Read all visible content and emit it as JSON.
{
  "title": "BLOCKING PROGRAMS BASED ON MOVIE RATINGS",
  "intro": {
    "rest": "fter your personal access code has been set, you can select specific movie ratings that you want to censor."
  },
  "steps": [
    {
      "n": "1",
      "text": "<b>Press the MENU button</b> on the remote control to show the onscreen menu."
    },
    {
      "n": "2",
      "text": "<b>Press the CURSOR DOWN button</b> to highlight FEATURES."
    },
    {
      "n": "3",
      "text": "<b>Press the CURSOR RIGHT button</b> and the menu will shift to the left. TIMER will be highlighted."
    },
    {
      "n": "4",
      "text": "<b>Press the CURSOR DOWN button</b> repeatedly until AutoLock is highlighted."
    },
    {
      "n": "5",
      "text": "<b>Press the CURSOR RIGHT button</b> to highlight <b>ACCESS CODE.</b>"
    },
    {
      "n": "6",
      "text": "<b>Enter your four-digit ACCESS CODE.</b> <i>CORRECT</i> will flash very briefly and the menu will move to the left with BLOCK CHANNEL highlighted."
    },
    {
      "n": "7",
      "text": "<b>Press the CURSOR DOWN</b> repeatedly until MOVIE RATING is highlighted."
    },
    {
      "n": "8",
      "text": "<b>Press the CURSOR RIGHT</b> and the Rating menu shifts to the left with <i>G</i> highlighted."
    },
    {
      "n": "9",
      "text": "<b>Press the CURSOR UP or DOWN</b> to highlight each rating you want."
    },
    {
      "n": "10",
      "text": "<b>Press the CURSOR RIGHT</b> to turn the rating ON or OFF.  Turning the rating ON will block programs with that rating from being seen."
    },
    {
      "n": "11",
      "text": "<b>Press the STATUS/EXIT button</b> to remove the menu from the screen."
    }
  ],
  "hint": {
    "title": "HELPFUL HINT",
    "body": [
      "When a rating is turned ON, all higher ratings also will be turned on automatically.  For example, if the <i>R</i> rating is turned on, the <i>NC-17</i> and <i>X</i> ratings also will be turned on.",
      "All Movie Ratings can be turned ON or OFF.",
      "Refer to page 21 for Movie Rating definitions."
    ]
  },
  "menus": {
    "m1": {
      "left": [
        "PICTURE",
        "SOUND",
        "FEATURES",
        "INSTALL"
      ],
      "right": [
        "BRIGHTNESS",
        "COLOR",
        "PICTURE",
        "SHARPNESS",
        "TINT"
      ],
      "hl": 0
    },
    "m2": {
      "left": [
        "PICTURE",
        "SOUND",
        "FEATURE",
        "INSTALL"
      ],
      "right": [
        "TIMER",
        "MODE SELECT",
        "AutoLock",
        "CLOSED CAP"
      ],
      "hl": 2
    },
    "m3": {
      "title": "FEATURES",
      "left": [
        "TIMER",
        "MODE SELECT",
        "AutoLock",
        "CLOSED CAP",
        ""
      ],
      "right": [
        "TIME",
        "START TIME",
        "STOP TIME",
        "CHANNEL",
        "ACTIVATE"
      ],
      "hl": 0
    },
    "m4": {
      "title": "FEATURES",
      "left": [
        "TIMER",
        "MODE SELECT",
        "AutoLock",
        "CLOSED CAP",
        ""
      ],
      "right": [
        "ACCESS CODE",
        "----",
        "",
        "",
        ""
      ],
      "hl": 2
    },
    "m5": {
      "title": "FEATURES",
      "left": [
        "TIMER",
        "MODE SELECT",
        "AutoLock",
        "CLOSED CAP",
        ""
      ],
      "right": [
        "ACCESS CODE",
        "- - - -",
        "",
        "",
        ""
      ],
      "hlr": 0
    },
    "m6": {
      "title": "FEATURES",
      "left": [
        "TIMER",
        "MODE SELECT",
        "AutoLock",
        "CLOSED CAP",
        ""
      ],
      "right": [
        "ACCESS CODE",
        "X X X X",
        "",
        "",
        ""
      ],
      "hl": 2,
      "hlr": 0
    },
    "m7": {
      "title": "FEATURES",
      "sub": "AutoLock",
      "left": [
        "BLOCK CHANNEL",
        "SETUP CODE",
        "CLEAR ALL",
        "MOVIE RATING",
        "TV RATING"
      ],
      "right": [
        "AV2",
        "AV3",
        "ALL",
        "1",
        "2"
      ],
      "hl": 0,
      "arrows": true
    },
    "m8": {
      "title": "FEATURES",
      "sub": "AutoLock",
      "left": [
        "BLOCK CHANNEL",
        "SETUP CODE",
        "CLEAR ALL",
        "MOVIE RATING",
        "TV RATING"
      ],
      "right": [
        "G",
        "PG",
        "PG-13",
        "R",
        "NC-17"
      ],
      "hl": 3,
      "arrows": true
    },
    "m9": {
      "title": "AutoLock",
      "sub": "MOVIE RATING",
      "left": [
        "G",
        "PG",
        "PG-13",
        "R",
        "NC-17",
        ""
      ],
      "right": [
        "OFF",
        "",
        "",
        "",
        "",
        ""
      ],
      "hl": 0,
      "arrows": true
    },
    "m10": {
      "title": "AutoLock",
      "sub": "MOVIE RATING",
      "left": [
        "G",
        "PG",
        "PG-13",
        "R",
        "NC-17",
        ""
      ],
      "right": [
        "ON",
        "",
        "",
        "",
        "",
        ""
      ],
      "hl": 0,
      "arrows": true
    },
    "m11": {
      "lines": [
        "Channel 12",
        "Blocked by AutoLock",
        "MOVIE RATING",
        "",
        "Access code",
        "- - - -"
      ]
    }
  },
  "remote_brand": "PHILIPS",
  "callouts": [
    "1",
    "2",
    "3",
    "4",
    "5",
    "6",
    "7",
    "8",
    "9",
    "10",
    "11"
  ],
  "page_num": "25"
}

### Directions
Copy every line above that includes the string "will".

### Full output
      "text": "<b>Press the CURSOR RIGHT button</b> and the menu will shift to the left. TIMER will be highlighted."
      "text": "<b>Enter your four-digit ACCESS CODE.</b> <i>CORRECT</i> will flash very briefly and the menu will move to the left with BLOCK CHANNEL highlighted."
      "text": "<b>Press the CURSOR RIGHT</b> to turn the rating ON or OFF.  Turning the rating ON will block programs with that rating from being seen."
      "When a rating is turned ON, all higher ratings also will be turned on automatically.  For example, if the <i>R</i> rating is turned on, the <i>NC-17</i> and <i>X</i> ratings also will be turned on.",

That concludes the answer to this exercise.